What needs to be done = Look through the lines below and extract any with the word "asabloger".

Information shown =

=-=-=-=-=

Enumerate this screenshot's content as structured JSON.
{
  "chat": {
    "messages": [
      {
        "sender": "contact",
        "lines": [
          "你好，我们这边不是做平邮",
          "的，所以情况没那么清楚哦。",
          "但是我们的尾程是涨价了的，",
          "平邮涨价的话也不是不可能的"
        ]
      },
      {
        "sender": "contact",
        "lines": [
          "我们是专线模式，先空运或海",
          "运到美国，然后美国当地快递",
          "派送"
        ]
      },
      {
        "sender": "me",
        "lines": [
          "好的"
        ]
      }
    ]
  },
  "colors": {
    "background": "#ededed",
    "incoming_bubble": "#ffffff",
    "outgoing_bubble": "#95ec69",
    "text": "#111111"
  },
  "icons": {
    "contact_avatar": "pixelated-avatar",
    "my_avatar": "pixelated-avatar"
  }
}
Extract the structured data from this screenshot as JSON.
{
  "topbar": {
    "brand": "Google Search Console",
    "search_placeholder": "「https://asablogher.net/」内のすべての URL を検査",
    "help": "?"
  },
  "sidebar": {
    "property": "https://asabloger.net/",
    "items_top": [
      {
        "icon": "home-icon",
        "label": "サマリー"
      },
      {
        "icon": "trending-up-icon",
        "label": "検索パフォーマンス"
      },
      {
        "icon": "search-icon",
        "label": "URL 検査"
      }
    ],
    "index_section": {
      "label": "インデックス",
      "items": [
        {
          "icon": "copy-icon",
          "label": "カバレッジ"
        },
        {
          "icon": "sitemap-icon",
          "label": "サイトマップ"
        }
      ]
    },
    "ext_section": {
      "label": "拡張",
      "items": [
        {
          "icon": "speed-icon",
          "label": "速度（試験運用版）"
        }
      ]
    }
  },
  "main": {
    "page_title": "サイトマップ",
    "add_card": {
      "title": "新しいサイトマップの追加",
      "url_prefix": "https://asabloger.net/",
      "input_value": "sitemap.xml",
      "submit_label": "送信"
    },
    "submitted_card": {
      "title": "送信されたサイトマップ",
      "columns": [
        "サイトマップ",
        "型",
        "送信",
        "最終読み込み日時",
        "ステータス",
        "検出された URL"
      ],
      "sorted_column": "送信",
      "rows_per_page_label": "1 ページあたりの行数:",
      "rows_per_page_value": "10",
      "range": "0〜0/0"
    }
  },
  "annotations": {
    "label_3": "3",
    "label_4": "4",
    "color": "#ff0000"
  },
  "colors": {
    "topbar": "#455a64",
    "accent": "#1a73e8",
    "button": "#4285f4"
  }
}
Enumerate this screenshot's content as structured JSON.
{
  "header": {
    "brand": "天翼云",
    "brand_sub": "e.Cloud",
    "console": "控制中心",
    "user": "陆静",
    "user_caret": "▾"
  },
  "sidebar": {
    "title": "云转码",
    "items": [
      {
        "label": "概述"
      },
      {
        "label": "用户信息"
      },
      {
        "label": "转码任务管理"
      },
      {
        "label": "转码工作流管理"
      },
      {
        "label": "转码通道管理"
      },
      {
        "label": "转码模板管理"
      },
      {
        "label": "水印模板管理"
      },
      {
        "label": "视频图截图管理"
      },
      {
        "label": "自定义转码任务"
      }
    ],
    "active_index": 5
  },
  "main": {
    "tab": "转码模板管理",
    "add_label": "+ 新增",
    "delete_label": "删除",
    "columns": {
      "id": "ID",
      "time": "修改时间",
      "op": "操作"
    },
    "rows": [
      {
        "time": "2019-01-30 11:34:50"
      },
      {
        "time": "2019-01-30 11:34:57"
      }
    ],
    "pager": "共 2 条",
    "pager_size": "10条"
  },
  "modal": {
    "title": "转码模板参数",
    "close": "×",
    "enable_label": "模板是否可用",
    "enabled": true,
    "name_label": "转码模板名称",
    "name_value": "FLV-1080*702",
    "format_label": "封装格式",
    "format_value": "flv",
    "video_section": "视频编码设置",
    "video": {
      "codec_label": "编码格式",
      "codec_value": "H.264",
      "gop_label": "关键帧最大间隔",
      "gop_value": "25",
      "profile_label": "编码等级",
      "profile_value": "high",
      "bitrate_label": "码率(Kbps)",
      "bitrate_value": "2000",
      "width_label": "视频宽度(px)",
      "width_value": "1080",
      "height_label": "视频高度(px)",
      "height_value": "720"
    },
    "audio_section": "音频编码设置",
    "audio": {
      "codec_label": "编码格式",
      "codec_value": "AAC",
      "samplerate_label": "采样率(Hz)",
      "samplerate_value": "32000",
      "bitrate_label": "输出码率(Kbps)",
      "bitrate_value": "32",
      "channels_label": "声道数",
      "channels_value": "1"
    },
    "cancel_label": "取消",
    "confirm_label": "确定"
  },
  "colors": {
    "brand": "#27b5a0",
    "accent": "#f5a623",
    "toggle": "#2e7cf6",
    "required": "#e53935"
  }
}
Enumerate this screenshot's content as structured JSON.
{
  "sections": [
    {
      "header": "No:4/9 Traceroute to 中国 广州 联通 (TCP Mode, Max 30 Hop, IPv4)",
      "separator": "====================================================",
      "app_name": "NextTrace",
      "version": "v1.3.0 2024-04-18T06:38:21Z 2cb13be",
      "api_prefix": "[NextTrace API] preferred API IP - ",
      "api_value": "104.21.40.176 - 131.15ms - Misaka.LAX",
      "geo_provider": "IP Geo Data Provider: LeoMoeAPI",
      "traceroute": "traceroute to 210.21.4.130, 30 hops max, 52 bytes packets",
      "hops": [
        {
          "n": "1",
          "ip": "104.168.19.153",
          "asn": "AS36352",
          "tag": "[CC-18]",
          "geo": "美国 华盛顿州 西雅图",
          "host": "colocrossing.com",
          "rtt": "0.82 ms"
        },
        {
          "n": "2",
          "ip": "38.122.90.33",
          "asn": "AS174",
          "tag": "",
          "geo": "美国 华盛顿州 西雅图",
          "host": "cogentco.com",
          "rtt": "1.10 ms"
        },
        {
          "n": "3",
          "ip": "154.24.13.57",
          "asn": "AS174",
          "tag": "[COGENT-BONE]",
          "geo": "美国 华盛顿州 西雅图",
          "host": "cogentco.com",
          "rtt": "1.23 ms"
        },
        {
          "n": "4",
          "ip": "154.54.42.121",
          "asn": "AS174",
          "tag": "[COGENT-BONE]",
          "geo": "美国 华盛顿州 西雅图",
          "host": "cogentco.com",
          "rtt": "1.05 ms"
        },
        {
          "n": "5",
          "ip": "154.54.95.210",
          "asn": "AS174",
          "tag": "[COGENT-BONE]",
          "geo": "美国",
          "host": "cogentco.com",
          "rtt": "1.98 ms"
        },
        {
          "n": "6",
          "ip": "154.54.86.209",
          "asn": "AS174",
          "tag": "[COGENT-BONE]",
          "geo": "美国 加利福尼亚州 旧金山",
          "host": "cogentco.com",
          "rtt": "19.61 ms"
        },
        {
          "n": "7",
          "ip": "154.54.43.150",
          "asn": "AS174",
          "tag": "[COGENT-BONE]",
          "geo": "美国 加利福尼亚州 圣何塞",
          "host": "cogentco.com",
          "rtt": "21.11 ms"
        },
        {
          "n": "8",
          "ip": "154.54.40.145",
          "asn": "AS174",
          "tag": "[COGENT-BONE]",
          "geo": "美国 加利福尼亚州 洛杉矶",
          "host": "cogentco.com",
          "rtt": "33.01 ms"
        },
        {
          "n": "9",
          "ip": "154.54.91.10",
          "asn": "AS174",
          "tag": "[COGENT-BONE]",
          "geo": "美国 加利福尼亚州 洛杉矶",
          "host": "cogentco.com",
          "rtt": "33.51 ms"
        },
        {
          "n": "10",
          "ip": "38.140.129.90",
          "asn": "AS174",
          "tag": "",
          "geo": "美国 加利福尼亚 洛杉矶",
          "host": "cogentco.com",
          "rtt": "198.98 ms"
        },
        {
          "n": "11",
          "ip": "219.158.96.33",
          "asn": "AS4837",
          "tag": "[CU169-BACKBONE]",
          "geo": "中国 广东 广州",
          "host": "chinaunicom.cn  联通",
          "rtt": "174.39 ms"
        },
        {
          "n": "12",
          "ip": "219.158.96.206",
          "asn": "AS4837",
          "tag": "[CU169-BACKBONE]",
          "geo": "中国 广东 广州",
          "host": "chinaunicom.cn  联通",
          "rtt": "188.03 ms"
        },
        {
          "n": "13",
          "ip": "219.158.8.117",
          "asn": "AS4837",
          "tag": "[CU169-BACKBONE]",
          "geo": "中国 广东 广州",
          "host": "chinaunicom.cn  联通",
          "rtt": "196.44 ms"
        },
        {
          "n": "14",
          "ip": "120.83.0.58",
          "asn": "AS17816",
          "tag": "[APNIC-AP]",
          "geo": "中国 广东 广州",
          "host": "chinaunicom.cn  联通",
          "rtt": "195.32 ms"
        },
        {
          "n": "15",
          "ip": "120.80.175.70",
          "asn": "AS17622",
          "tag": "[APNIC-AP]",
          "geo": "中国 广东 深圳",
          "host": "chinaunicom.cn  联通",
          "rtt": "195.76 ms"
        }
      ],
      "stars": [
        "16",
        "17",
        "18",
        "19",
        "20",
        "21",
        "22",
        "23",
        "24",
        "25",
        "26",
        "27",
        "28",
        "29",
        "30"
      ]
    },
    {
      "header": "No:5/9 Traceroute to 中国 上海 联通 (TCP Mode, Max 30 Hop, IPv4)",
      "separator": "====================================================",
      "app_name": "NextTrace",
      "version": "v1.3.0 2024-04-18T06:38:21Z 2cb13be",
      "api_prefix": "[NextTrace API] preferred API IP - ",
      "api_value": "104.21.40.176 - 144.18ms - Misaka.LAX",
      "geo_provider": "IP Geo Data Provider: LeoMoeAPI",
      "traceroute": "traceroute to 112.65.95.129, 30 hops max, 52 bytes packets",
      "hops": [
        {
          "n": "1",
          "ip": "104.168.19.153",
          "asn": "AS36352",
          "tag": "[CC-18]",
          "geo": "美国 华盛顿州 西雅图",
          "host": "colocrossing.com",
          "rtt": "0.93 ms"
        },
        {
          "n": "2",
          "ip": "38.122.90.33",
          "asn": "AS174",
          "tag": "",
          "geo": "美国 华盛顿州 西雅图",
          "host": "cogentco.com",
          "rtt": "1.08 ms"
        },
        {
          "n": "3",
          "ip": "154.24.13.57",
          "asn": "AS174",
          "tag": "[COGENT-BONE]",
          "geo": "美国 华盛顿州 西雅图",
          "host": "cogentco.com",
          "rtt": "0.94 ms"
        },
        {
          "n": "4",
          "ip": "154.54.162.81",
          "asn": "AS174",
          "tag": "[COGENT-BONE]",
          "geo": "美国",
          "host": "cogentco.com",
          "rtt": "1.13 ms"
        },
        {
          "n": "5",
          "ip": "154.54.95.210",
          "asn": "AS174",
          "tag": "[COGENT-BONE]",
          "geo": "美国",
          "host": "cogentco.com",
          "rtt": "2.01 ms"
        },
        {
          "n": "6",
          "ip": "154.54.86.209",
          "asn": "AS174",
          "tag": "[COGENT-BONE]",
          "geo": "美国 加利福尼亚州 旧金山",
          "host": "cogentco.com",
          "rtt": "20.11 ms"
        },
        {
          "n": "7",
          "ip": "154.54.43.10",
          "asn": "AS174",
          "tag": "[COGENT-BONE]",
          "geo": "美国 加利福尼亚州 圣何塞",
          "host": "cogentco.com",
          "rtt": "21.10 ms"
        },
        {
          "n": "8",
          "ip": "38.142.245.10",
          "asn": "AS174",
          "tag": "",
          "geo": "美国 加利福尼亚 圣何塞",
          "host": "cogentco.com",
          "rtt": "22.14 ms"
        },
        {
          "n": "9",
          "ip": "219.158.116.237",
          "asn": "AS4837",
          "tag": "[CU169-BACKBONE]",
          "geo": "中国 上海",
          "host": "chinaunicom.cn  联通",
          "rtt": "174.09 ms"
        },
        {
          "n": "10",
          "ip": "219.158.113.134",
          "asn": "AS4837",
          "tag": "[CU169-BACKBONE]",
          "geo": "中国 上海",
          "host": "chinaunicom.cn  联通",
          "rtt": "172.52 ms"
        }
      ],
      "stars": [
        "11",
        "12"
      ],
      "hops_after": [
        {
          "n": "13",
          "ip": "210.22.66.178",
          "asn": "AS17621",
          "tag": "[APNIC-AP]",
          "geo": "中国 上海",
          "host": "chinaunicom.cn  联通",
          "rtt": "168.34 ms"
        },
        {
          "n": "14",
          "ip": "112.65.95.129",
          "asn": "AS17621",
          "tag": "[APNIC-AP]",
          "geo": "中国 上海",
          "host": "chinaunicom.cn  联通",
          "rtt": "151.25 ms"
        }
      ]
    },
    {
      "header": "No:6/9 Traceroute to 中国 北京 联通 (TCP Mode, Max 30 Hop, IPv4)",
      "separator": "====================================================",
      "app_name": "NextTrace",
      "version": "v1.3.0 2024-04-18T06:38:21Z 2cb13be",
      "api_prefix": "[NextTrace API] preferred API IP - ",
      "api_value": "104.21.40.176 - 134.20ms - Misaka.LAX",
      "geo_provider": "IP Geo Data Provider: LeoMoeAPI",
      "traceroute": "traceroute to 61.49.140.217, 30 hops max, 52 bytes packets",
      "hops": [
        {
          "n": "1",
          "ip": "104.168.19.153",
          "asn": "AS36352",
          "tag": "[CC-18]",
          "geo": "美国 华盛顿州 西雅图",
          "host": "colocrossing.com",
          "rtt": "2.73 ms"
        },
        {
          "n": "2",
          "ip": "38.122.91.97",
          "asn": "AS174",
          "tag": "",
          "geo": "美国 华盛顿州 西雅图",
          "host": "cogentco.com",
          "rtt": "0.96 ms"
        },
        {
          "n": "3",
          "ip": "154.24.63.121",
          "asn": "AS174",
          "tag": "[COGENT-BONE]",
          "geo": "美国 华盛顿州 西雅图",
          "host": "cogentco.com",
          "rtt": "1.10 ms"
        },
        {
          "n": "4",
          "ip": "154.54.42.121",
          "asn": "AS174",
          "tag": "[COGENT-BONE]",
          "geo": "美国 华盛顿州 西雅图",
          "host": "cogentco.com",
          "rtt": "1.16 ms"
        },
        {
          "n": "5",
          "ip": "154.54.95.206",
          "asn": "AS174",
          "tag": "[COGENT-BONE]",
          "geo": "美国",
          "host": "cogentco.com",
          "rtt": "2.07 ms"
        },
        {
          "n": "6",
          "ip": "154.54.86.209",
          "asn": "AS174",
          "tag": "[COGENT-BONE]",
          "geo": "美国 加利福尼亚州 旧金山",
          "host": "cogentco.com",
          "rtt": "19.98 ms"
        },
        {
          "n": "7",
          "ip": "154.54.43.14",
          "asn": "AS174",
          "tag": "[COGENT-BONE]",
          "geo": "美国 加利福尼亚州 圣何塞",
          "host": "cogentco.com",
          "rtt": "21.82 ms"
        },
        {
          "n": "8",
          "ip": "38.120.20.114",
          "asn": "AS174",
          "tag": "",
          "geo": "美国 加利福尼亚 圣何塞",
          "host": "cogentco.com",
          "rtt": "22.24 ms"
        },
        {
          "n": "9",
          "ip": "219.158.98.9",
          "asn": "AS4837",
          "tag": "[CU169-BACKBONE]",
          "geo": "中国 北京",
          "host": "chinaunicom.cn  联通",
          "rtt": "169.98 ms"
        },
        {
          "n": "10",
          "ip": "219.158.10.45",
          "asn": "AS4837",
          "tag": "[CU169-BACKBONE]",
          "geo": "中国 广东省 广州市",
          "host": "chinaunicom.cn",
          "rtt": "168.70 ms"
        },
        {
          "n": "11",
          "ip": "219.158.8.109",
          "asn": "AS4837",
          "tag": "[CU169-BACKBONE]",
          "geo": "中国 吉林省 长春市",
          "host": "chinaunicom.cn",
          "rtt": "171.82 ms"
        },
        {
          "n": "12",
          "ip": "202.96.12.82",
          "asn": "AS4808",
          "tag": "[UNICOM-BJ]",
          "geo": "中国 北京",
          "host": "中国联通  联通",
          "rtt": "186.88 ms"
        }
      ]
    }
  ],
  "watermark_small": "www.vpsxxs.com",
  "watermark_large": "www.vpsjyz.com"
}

=-=-=-=-=

Result =
    "property": "https://asabloger.net/",
      "url_prefix": "https://asabloger.net/",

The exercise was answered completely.